* [EXERCISE REQUIREMENTS]
Would you transcribe the listing that follows, character for character, and omit its images?

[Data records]

====================

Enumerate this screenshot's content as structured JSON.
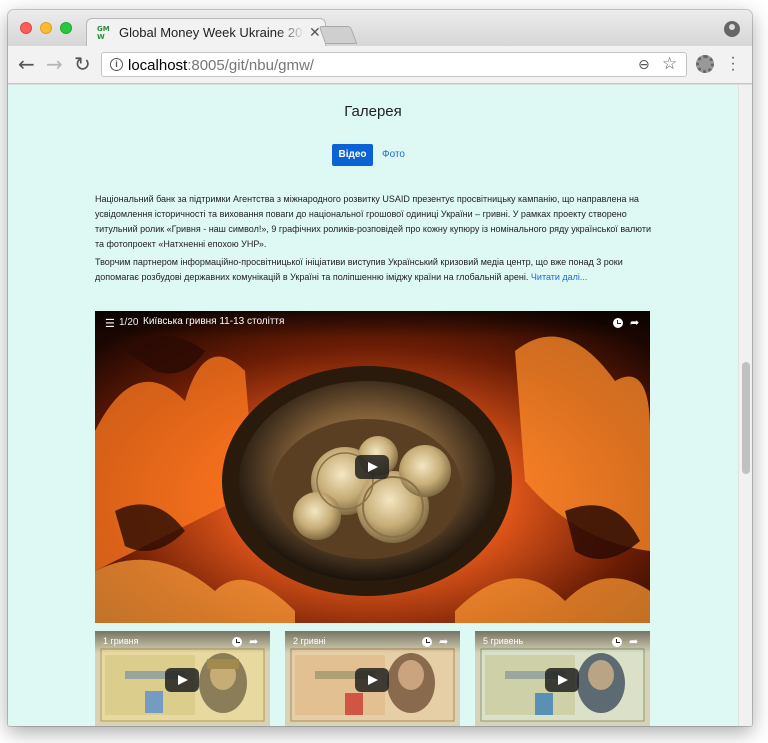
{
  "browser": {
    "tab_title": "Global Money Week Ukraine 20",
    "tab_favicon": "GM W",
    "tab_close": "✕",
    "url_host": "localhost",
    "url_path": ":8005/git/nbu/gmw/",
    "icons": [
      "back-arrow-icon",
      "forward-arrow-icon",
      "reload-icon",
      "info-icon",
      "zoom-icon",
      "star-icon",
      "extension-icon",
      "menu-icon",
      "profile-icon"
    ]
  },
  "page": {
    "gallery_title": "Галерея",
    "tabs": {
      "video": "Відео",
      "photo": "Фото"
    },
    "paragraph1": "Національний банк за підтримки Агентства з міжнародного розвитку USAID презентує просвітницьку кампанію, що направлена на усвідомлення історичності та виховання поваги до національної грошової одиниці України – гривні. У рамках проекту створено титульний ролик «Гривня - наш символ!», 9 графічних роликів-розповідей про кожну купюру із номінального ряду української валюти та фотопроект «Натхненні епохою УНР».",
    "paragraph2": "Творчим партнером інформаційно-просвітницької ініціативи виступив Український кризовий медіа центр, що вже понад 3 роки допомагає розбудові державних комунікацій в Україні та поліпшенню іміджу країни на глобальній арені.",
    "read_more": "Читати далі...",
    "colors": {
      "background": "#def9f4",
      "accent": "#0a62d3",
      "link": "#1f6ad1"
    }
  },
  "main_video": {
    "playlist_count": "1/20",
    "title": "Київська гривня 11-13 століття"
  },
  "thumbnails": [
    {
      "title": "1 гривня"
    },
    {
      "title": "2 гривні"
    },
    {
      "title": "5 гривень"
    }
  ]
}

====================

* [EXPECTED OUTPUT]
Enumerate this screenshot's content as structured JSON.
{
  "browser": {
    "tab_title": "Global Money Week Ukraine 20",
    "tab_favicon": "GM W",
    "tab_close": "✕",
    "url_host": "localhost",
    "url_path": ":8005/git/nbu/gmw/",
    "icons": [
      "back-arrow-icon",
      "forward-arrow-icon",
      "reload-icon",
      "info-icon",
      "zoom-icon",
      "star-icon",
      "extension-icon",
      "menu-icon",
      "profile-icon"
    ]
  },
  "page": {
    "gallery_title": "Галерея",
    "tabs": {
      "video": "Відео",
      "photo": "Фото"
    },
    "paragraph1": "Національний банк за підтримки Агентства з міжнародного розвитку USAID презентує просвітницьку кампанію, що направлена на усвідомлення історичності та виховання поваги до національної грошової одиниці України – гривні. У рамках проекту створено титульний ролик «Гривня - наш символ!», 9 графічних роликів-розповідей про кожну купюру із номінального ряду української валюти та фотопроект «Натхненні епохою УНР».",
    "paragraph2": "Творчим партнером інформаційно-просвітницької ініціативи виступив Український кризовий медіа центр, що вже понад 3 роки допомагає розбудові державних комунікацій в Україні та поліпшенню іміджу країни на глобальній арені.",
    "read_more": "Читати далі...",
    "colors": {
      "background": "#def9f4",
      "accent": "#0a62d3",
      "link": "#1f6ad1"
    }
  },
  "main_video": {
    "playlist_count": "1/20",
    "title": "Київська гривня 11-13 століття"
  },
  "thumbnails": [
    {
      "title": "1 гривня"
    },
    {
      "title": "2 гривні"
    },
    {
      "title": "5 гривень"
    }
  ]
}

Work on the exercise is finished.